## Task to complete
Copy out all of the material, matching it word for word.

(Lines of data)

---+---

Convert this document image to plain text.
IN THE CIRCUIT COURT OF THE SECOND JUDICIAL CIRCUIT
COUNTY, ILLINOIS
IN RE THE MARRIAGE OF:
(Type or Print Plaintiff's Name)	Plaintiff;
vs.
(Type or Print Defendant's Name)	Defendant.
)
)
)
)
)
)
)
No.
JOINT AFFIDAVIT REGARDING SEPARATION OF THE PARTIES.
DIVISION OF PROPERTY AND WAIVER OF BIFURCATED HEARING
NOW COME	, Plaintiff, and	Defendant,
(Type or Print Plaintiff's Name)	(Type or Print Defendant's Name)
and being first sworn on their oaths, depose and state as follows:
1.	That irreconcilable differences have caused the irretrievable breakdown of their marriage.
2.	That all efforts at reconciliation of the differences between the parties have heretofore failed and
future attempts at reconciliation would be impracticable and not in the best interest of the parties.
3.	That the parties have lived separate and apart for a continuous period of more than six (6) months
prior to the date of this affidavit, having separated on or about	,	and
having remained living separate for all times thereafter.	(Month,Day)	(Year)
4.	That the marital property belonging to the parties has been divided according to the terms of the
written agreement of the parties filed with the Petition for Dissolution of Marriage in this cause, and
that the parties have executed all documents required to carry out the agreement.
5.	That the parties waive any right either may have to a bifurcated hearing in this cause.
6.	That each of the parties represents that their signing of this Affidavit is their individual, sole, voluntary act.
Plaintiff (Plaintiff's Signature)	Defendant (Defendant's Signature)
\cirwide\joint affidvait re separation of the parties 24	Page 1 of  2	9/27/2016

---+---

## Completed task
Convert this document image to plain text.
IN THE CIRCUIT COURT OF THE SECOND JUDICIAL CIRCUIT
COUNTY, ILLINOIS
IN RE THE MARRIAGE OF:
(Type or Print Plaintiff's Name)	Plaintiff;
vs.
(Type or Print Defendant's Name)	Defendant.
)
)
)
)
)
)
)
No.
JOINT AFFIDAVIT REGARDING SEPARATION OF THE PARTIES.
DIVISION OF PROPERTY AND WAIVER OF BIFURCATED HEARING
NOW COME	, Plaintiff, and	Defendant,
(Type or Print Plaintiff's Name)	(Type or Print Defendant's Name)
and being first sworn on their oaths, depose and state as follows:
1.	That irreconcilable differences have caused the irretrievable breakdown of their marriage.
2.	That all efforts at reconciliation of the differences between the parties have heretofore failed and
future attempts at reconciliation would be impracticable and not in the best interest of the parties.
3.	That the parties have lived separate and apart for a continuous period of more than six (6) months
prior to the date of this affidavit, having separated on or about	,	and
having remained living separate for all times thereafter.	(Month,Day)	(Year)
4.	That the marital property belonging to the parties has been divided according to the terms of the
written agreement of the parties filed with the Petition for Dissolution of Marriage in this cause, and
that the parties have executed all documents required to carry out the agreement.
5.	That the parties waive any right either may have to a bifurcated hearing in this cause.
6.	That each of the parties represents that their signing of this Affidavit is their individual, sole, voluntary act.
Plaintiff (Plaintiff's Signature)	Defendant (Defendant's Signature)
\cirwide\joint affidvait re separation of the parties 24	Page 1 of  2	9/27/2016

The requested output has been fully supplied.